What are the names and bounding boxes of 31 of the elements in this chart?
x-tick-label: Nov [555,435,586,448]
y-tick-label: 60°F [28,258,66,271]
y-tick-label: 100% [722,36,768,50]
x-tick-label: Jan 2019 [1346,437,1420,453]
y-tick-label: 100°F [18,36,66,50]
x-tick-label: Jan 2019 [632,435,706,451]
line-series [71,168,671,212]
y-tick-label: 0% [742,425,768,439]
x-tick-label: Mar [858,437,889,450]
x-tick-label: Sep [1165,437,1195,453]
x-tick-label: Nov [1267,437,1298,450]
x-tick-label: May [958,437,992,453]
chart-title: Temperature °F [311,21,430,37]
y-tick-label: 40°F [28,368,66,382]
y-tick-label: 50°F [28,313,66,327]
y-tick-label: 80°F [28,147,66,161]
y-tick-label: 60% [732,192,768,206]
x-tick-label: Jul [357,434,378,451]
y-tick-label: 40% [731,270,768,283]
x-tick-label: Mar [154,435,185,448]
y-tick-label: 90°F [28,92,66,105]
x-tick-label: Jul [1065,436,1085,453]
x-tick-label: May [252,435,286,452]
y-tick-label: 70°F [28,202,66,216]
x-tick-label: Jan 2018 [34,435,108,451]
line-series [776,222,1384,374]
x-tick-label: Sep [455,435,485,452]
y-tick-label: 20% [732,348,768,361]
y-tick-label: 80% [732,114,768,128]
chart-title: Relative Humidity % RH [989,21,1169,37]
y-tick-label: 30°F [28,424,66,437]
-------
◆ **SET PROBLEM**
Convert the lines above into a JSON list of strings, one string per line, leaving out any blank lines.

◆ **FULL ANSWER**
[
  "What are the names and bounding boxes of 31 of the elements in this chart?",
  "x-tick-label: Nov [555,435,586,448]",
  "y-tick-label: 60°F [28,258,66,271]",
  "y-tick-label: 100% [722,36,768,50]",
  "x-tick-label: Jan 2019 [1346,437,1420,453]",
  "y-tick-label: 100°F [18,36,66,50]",
  "x-tick-label: Jan 2019 [632,435,706,451]",
  "line-series [71,168,671,212]",
  "y-tick-label: 0% [742,425,768,439]",
  "x-tick-label: Mar [858,437,889,450]",
  "x-tick-label: Sep [1165,437,1195,453]",
  "x-tick-label: Nov [1267,437,1298,450]",
  "x-tick-label: May [958,437,992,453]",
  "chart-title: Temperature °F [311,21,430,37]",
  "y-tick-label: 40°F [28,368,66,382]",
  "y-tick-label: 50°F [28,313,66,327]",
  "y-tick-label: 80°F [28,147,66,161]",
  "y-tick-label: 60% [732,192,768,206]",
  "x-tick-label: Jul [357,434,378,451]",
  "y-tick-label: 40% [731,270,768,283]",
  "x-tick-label: Mar [154,435,185,448]",
  "y-tick-label: 90°F [28,92,66,105]",
  "x-tick-label: Jul [1065,436,1085,453]",
  "x-tick-label: May [252,435,286,452]",
  "y-tick-label: 70°F [28,202,66,216]",
  "x-tick-label: Jan 2018 [34,435,108,451]",
  "line-series [776,222,1384,374]",
  "x-tick-label: Sep [455,435,485,452]",
  "y-tick-label: 20% [732,348,768,361]",
  "y-tick-label: 80% [732,114,768,128]",
  "chart-title: Relative Humidity % RH [989,21,1169,37]",
  "y-tick-label: 30°F [28,424,66,437]"
]